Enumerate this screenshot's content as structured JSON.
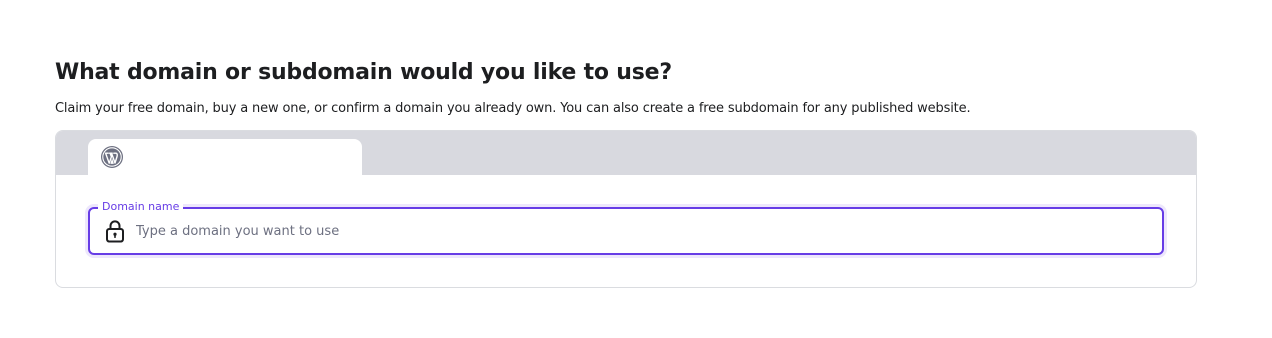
{
  "heading": "What domain or subdomain would you like to use?",
  "description": "Claim your free domain, buy a new one, or confirm a domain you already own. You can also create a free subdomain for any published website.",
  "tabs": [
    {
      "icon": "wordpress-icon",
      "label": ""
    }
  ],
  "domain_field": {
    "label": "Domain name",
    "value": "",
    "placeholder": "Type a domain you want to use",
    "icon": "lock-icon"
  },
  "colors": {
    "accent": "#673de6",
    "tab_bar": "#d8d9df",
    "text": "#1d1e20",
    "placeholder": "#6d7081",
    "border": "#dadce0"
  }
}
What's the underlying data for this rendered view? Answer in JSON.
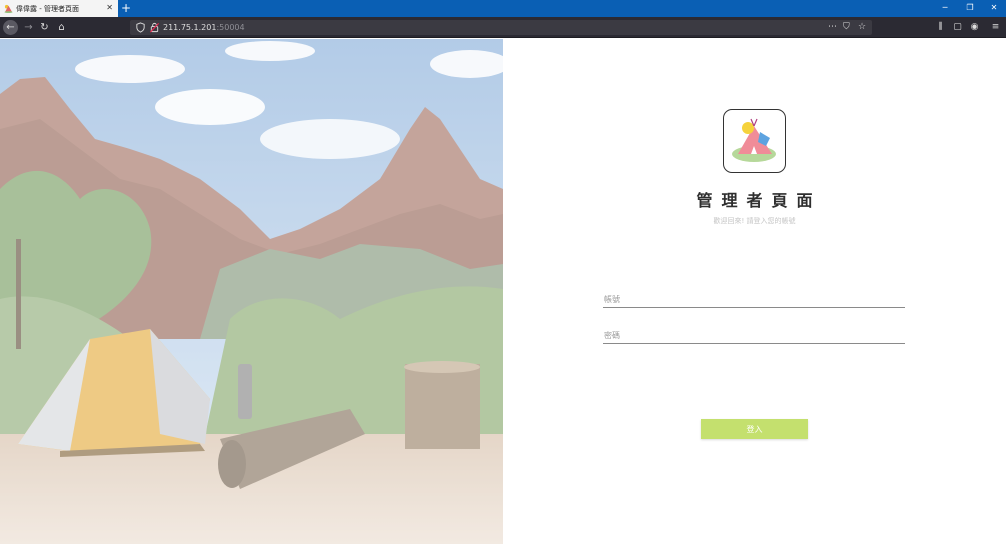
────────────────────────────────────────
Repeat the preceding records precisely, and leave every picture out of the copy.

**OUTPUT BELOW**
Enumerate this screenshot's content as structured JSON.
{
  "heading": "What domain or subdomain would you like to use?",
  "description": "Claim your free domain, buy a new one, or confirm a domain you already own. You can also create a free subdomain for any published website.",
  "tabs": [
    {
      "icon": "wordpress-icon",
      "label": ""
    }
  ],
  "domain_field": {
    "label": "Domain name",
    "value": "",
    "placeholder": "Type a domain you want to use",
    "icon": "lock-icon"
  },
  "colors": {
    "accent": "#673de6",
    "tab_bar": "#d8d9df",
    "text": "#1d1e20",
    "placeholder": "#6d7081",
    "border": "#dadce0"
  }
}
What's the underlying data for this rendered view? Answer in JSON.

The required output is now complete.